DATASET ENTRIES:
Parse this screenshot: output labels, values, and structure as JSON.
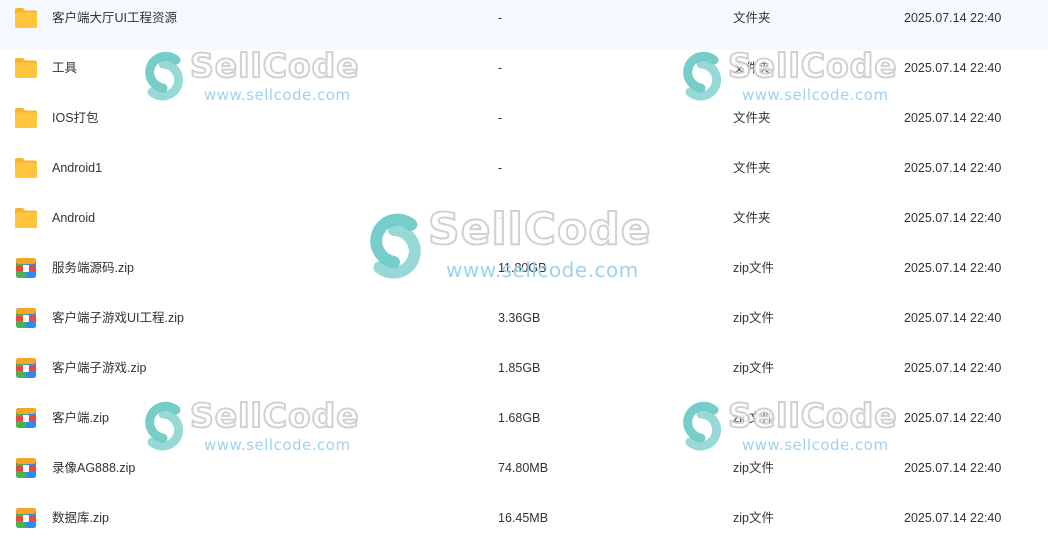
{
  "file_list": {
    "rows": [
      {
        "name": "客户端大厅UI工程资源",
        "size": "-",
        "type": "文件夹",
        "date": "2025.07.14 22:40",
        "icon": "folder-icon"
      },
      {
        "name": "工具",
        "size": "-",
        "type": "文件夹",
        "date": "2025.07.14 22:40",
        "icon": "folder-icon"
      },
      {
        "name": "IOS打包",
        "size": "-",
        "type": "文件夹",
        "date": "2025.07.14 22:40",
        "icon": "folder-icon"
      },
      {
        "name": "Android1",
        "size": "-",
        "type": "文件夹",
        "date": "2025.07.14 22:40",
        "icon": "folder-icon"
      },
      {
        "name": "Android",
        "size": "-",
        "type": "文件夹",
        "date": "2025.07.14 22:40",
        "icon": "folder-icon"
      },
      {
        "name": "服务端源码.zip",
        "size": "11.80GB",
        "type": "zip文件",
        "date": "2025.07.14 22:40",
        "icon": "zip-icon"
      },
      {
        "name": "客户端子游戏UI工程.zip",
        "size": "3.36GB",
        "type": "zip文件",
        "date": "2025.07.14 22:40",
        "icon": "zip-icon"
      },
      {
        "name": "客户端子游戏.zip",
        "size": "1.85GB",
        "type": "zip文件",
        "date": "2025.07.14 22:40",
        "icon": "zip-icon"
      },
      {
        "name": "客户端.zip",
        "size": "1.68GB",
        "type": "zip文件",
        "date": "2025.07.14 22:40",
        "icon": "zip-icon"
      },
      {
        "name": "录像AG888.zip",
        "size": "74.80MB",
        "type": "zip文件",
        "date": "2025.07.14 22:40",
        "icon": "zip-icon"
      },
      {
        "name": "数据库.zip",
        "size": "16.45MB",
        "type": "zip文件",
        "date": "2025.07.14 22:40",
        "icon": "zip-icon"
      }
    ]
  },
  "watermark": {
    "text": "SellCode",
    "url": "www.sellcode.com"
  },
  "colors": {
    "folder": "#ffc53d",
    "folder_back": "#f5b531",
    "zip_left": "#4caf50",
    "zip_right": "#2d8cf0",
    "zip_top": "#f5a623",
    "zip_band": "#e64a3c",
    "watermark_teal": "#5fc4c1",
    "watermark_url": "#9fd2f0"
  }
}
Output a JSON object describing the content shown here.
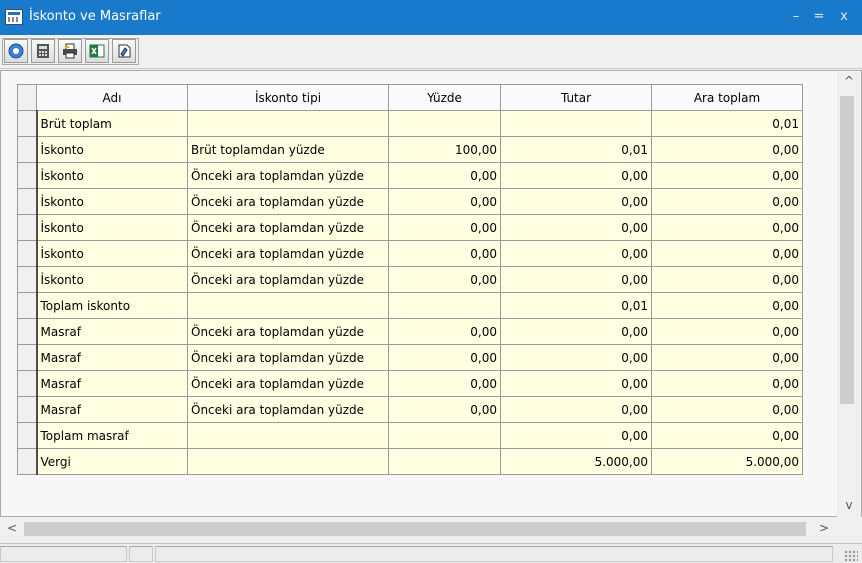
{
  "window": {
    "title": "İskonto ve Masraflar",
    "controls": {
      "minimize": "–",
      "maximize": "=",
      "close": "x"
    }
  },
  "toolbar": {
    "icons": [
      "help-icon",
      "calculator-icon",
      "print-icon",
      "excel-icon",
      "properties-icon"
    ]
  },
  "grid": {
    "columns": [
      "Adı",
      "İskonto tipi",
      "Yüzde",
      "Tutar",
      "Ara toplam"
    ],
    "rows": [
      {
        "name": "Brüt toplam",
        "type": "",
        "percent": "",
        "amount": "",
        "subtotal": "0,01"
      },
      {
        "name": "İskonto",
        "type": "Brüt toplamdan yüzde",
        "percent": "100,00",
        "amount": "0,01",
        "subtotal": "0,00"
      },
      {
        "name": "İskonto",
        "type": "Önceki ara toplamdan yüzde",
        "percent": "0,00",
        "amount": "0,00",
        "subtotal": "0,00"
      },
      {
        "name": "İskonto",
        "type": "Önceki ara toplamdan yüzde",
        "percent": "0,00",
        "amount": "0,00",
        "subtotal": "0,00"
      },
      {
        "name": "İskonto",
        "type": "Önceki ara toplamdan yüzde",
        "percent": "0,00",
        "amount": "0,00",
        "subtotal": "0,00"
      },
      {
        "name": "İskonto",
        "type": "Önceki ara toplamdan yüzde",
        "percent": "0,00",
        "amount": "0,00",
        "subtotal": "0,00"
      },
      {
        "name": "İskonto",
        "type": "Önceki ara toplamdan yüzde",
        "percent": "0,00",
        "amount": "0,00",
        "subtotal": "0,00"
      },
      {
        "name": "Toplam iskonto",
        "type": "",
        "percent": "",
        "amount": "0,01",
        "subtotal": "0,00"
      },
      {
        "name": "Masraf",
        "type": "Önceki ara toplamdan yüzde",
        "percent": "0,00",
        "amount": "0,00",
        "subtotal": "0,00"
      },
      {
        "name": "Masraf",
        "type": "Önceki ara toplamdan yüzde",
        "percent": "0,00",
        "amount": "0,00",
        "subtotal": "0,00"
      },
      {
        "name": "Masraf",
        "type": "Önceki ara toplamdan yüzde",
        "percent": "0,00",
        "amount": "0,00",
        "subtotal": "0,00"
      },
      {
        "name": "Masraf",
        "type": "Önceki ara toplamdan yüzde",
        "percent": "0,00",
        "amount": "0,00",
        "subtotal": "0,00"
      },
      {
        "name": "Toplam masraf",
        "type": "",
        "percent": "",
        "amount": "0,00",
        "subtotal": "0,00"
      },
      {
        "name": "Vergi",
        "type": "",
        "percent": "",
        "amount": "5.000,00",
        "subtotal": "5.000,00"
      }
    ]
  },
  "scrollbars": {
    "up": "^",
    "down": "v",
    "left": "<",
    "right": ">"
  }
}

EXERCISE PROMPT:
Without the pictures, write out all of the material exactly.

FULL SOLUTION:
Parse this screenshot: output labels, values, and structure as JSON.
{
  "file_list": {
    "rows": [
      {
        "name": "客户端大厅UI工程资源",
        "size": "-",
        "type": "文件夹",
        "date": "2025.07.14 22:40",
        "icon": "folder-icon"
      },
      {
        "name": "工具",
        "size": "-",
        "type": "文件夹",
        "date": "2025.07.14 22:40",
        "icon": "folder-icon"
      },
      {
        "name": "IOS打包",
        "size": "-",
        "type": "文件夹",
        "date": "2025.07.14 22:40",
        "icon": "folder-icon"
      },
      {
        "name": "Android1",
        "size": "-",
        "type": "文件夹",
        "date": "2025.07.14 22:40",
        "icon": "folder-icon"
      },
      {
        "name": "Android",
        "size": "-",
        "type": "文件夹",
        "date": "2025.07.14 22:40",
        "icon": "folder-icon"
      },
      {
        "name": "服务端源码.zip",
        "size": "11.80GB",
        "type": "zip文件",
        "date": "2025.07.14 22:40",
        "icon": "zip-icon"
      },
      {
        "name": "客户端子游戏UI工程.zip",
        "size": "3.36GB",
        "type": "zip文件",
        "date": "2025.07.14 22:40",
        "icon": "zip-icon"
      },
      {
        "name": "客户端子游戏.zip",
        "size": "1.85GB",
        "type": "zip文件",
        "date": "2025.07.14 22:40",
        "icon": "zip-icon"
      },
      {
        "name": "客户端.zip",
        "size": "1.68GB",
        "type": "zip文件",
        "date": "2025.07.14 22:40",
        "icon": "zip-icon"
      },
      {
        "name": "录像AG888.zip",
        "size": "74.80MB",
        "type": "zip文件",
        "date": "2025.07.14 22:40",
        "icon": "zip-icon"
      },
      {
        "name": "数据库.zip",
        "size": "16.45MB",
        "type": "zip文件",
        "date": "2025.07.14 22:40",
        "icon": "zip-icon"
      }
    ]
  },
  "watermark": {
    "text": "SellCode",
    "url": "www.sellcode.com"
  },
  "colors": {
    "folder": "#ffc53d",
    "folder_back": "#f5b531",
    "zip_left": "#4caf50",
    "zip_right": "#2d8cf0",
    "zip_top": "#f5a623",
    "zip_band": "#e64a3c",
    "watermark_teal": "#5fc4c1",
    "watermark_url": "#9fd2f0"
  }
}
Output a JSON object describing the content shown here.
{
  "window": {
    "title": "İskonto ve Masraflar",
    "controls": {
      "minimize": "–",
      "maximize": "=",
      "close": "x"
    }
  },
  "toolbar": {
    "icons": [
      "help-icon",
      "calculator-icon",
      "print-icon",
      "excel-icon",
      "properties-icon"
    ]
  },
  "grid": {
    "columns": [
      "Adı",
      "İskonto tipi",
      "Yüzde",
      "Tutar",
      "Ara toplam"
    ],
    "rows": [
      {
        "name": "Brüt toplam",
        "type": "",
        "percent": "",
        "amount": "",
        "subtotal": "0,01"
      },
      {
        "name": "İskonto",
        "type": "Brüt toplamdan yüzde",
        "percent": "100,00",
        "amount": "0,01",
        "subtotal": "0,00"
      },
      {
        "name": "İskonto",
        "type": "Önceki ara toplamdan yüzde",
        "percent": "0,00",
        "amount": "0,00",
        "subtotal": "0,00"
      },
      {
        "name": "İskonto",
        "type": "Önceki ara toplamdan yüzde",
        "percent": "0,00",
        "amount": "0,00",
        "subtotal": "0,00"
      },
      {
        "name": "İskonto",
        "type": "Önceki ara toplamdan yüzde",
        "percent": "0,00",
        "amount": "0,00",
        "subtotal": "0,00"
      },
      {
        "name": "İskonto",
        "type": "Önceki ara toplamdan yüzde",
        "percent": "0,00",
        "amount": "0,00",
        "subtotal": "0,00"
      },
      {
        "name": "İskonto",
        "type": "Önceki ara toplamdan yüzde",
        "percent": "0,00",
        "amount": "0,00",
        "subtotal": "0,00"
      },
      {
        "name": "Toplam iskonto",
        "type": "",
        "percent": "",
        "amount": "0,01",
        "subtotal": "0,00"
      },
      {
        "name": "Masraf",
        "type": "Önceki ara toplamdan yüzde",
        "percent": "0,00",
        "amount": "0,00",
        "subtotal": "0,00"
      },
      {
        "name": "Masraf",
        "type": "Önceki ara toplamdan yüzde",
        "percent": "0,00",
        "amount": "0,00",
        "subtotal": "0,00"
      },
      {
        "name": "Masraf",
        "type": "Önceki ara toplamdan yüzde",
        "percent": "0,00",
        "amount": "0,00",
        "subtotal": "0,00"
      },
      {
        "name": "Masraf",
        "type": "Önceki ara toplamdan yüzde",
        "percent": "0,00",
        "amount": "0,00",
        "subtotal": "0,00"
      },
      {
        "name": "Toplam masraf",
        "type": "",
        "percent": "",
        "amount": "0,00",
        "subtotal": "0,00"
      },
      {
        "name": "Vergi",
        "type": "",
        "percent": "",
        "amount": "5.000,00",
        "subtotal": "5.000,00"
      }
    ]
  },
  "scrollbars": {
    "up": "^",
    "down": "v",
    "left": "<",
    "right": ">"
  }
}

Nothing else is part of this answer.